-- Problem to solve --
Word for word, repeat the entries, minus the pictures.

-- Supplied material --

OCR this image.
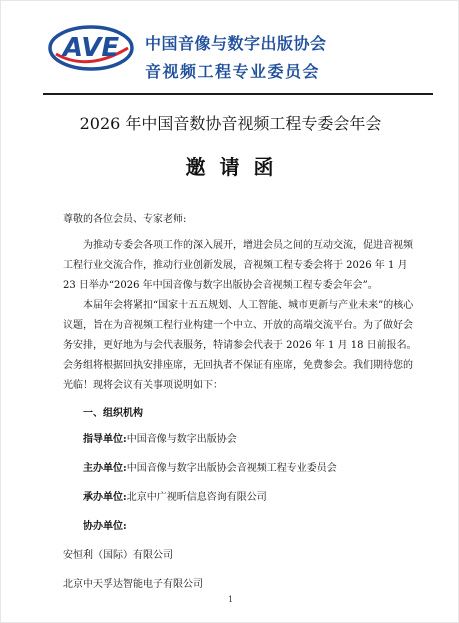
AVE 中国音像与数字出版协会
音视频工程专业委员会
2026 年中国音数协音视频工程专委会年会
邀请函

尊敬的各位会员、专家老师:

为推动专委会各项工作的深入展开，增进会员之间的互动交流，促进音视频工程行业交流合作，推动行业创新发展，音视频工程专委会将于 2026 年 1 月23 日举办“2026 年中国音像与数字出版协会音视频工程专委会年会”。

本届年会将紧扣“国家十五五规划、人工智能、城市更新与产业未来”的核心议题，旨在为音视频工程行业构建一个中立、开放的高端交流平台。为了做好会务安排，更好地为与会代表服务，特请参会代表于 2026 年 1 月 18 日前报名。会务组将根据回执安排座席，无回执者不保证有座席，免费参会。我们期待您的光临！现将会议有关事项说明如下：

一、组织机构

指导单位:中国音像与数字出版协会

主办单位:中国音像与数字出版协会音视频工程专业委员会

承办单位:北京中广视昕信息咨询有限公司

协办单位:

安恒利（国际）有限公司

北京中天孚达智能电子有限公司

1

-- Written response --
OCR this image.
AVE 中国音像与数字出版协会
音视频工程专业委员会
2026 年中国音数协音视频工程专委会年会
邀请函

尊敬的各位会员、专家老师:

为推动专委会各项工作的深入展开，增进会员之间的互动交流，促进音视频工程行业交流合作，推动行业创新发展，音视频工程专委会将于 2026 年 1 月23 日举办“2026 年中国音像与数字出版协会音视频工程专委会年会”。

本届年会将紧扣“国家十五五规划、人工智能、城市更新与产业未来”的核心议题，旨在为音视频工程行业构建一个中立、开放的高端交流平台。为了做好会务安排，更好地为与会代表服务，特请参会代表于 2026 年 1 月 18 日前报名。会务组将根据回执安排座席，无回执者不保证有座席，免费参会。我们期待您的光临！现将会议有关事项说明如下：

一、组织机构

指导单位:中国音像与数字出版协会

主办单位:中国音像与数字出版协会音视频工程专业委员会

承办单位:北京中广视昕信息咨询有限公司

协办单位:

安恒利（国际）有限公司

北京中天孚达智能电子有限公司

1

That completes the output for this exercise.